STATED PROBLEM
Retype the records below exactly as they appear.

DATA IN THIS EXERCISE
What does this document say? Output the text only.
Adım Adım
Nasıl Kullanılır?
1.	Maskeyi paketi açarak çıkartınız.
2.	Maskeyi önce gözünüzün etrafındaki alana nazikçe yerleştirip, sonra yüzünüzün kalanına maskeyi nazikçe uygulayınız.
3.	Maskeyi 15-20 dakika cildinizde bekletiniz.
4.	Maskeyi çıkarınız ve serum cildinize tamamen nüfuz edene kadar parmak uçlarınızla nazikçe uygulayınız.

COMPLETE OUTPUT
What does this document say? Output the text only.
Adım Adım
Nasıl Kullanılır?
1.	Maskeyi paketi açarak çıkartınız.
2.	Maskeyi önce gözünüzün etrafındaki alana nazikçe yerleştirip, sonra yüzünüzün kalanına maskeyi nazikçe uygulayınız.
3.	Maskeyi 15-20 dakika cildinizde bekletiniz.
4.	Maskeyi çıkarınız ve serum cildinize tamamen nüfuz edene kadar parmak uçlarınızla nazikçe uygulayınız.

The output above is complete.